Required task |
Copy out all of the material exactly as presented.

Exercise material |
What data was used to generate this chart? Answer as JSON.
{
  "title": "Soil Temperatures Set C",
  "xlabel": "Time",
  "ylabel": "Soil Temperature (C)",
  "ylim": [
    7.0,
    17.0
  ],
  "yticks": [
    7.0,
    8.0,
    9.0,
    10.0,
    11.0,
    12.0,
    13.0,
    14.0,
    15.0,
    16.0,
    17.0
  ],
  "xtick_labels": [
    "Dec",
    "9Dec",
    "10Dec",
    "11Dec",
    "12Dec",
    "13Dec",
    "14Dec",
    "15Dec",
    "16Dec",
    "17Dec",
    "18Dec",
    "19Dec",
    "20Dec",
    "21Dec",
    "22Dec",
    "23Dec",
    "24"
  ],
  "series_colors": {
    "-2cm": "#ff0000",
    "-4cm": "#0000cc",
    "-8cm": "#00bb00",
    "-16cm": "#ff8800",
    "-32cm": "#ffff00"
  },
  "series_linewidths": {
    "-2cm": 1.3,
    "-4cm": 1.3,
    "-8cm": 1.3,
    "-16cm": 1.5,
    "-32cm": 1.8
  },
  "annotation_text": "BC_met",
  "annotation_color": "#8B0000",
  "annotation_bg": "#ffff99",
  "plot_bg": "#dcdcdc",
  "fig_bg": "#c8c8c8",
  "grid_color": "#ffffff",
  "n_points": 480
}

Exercise output |
What data was used to generate this chart? Answer as JSON.
{
  "title": "Soil Temperatures Set C",
  "xlabel": "Time",
  "ylabel": "Soil Temperature (C)",
  "ylim": [
    7.0,
    17.0
  ],
  "yticks": [
    7.0,
    8.0,
    9.0,
    10.0,
    11.0,
    12.0,
    13.0,
    14.0,
    15.0,
    16.0,
    17.0
  ],
  "xtick_labels": [
    "Dec",
    "9Dec",
    "10Dec",
    "11Dec",
    "12Dec",
    "13Dec",
    "14Dec",
    "15Dec",
    "16Dec",
    "17Dec",
    "18Dec",
    "19Dec",
    "20Dec",
    "21Dec",
    "22Dec",
    "23Dec",
    "24"
  ],
  "series_colors": {
    "-2cm": "#ff0000",
    "-4cm": "#0000cc",
    "-8cm": "#00bb00",
    "-16cm": "#ff8800",
    "-32cm": "#ffff00"
  },
  "series_linewidths": {
    "-2cm": 1.3,
    "-4cm": 1.3,
    "-8cm": 1.3,
    "-16cm": 1.5,
    "-32cm": 1.8
  },
  "annotation_text": "BC_met",
  "annotation_color": "#8B0000",
  "annotation_bg": "#ffff99",
  "plot_bg": "#dcdcdc",
  "fig_bg": "#c8c8c8",
  "grid_color": "#ffffff",
  "n_points": 480
}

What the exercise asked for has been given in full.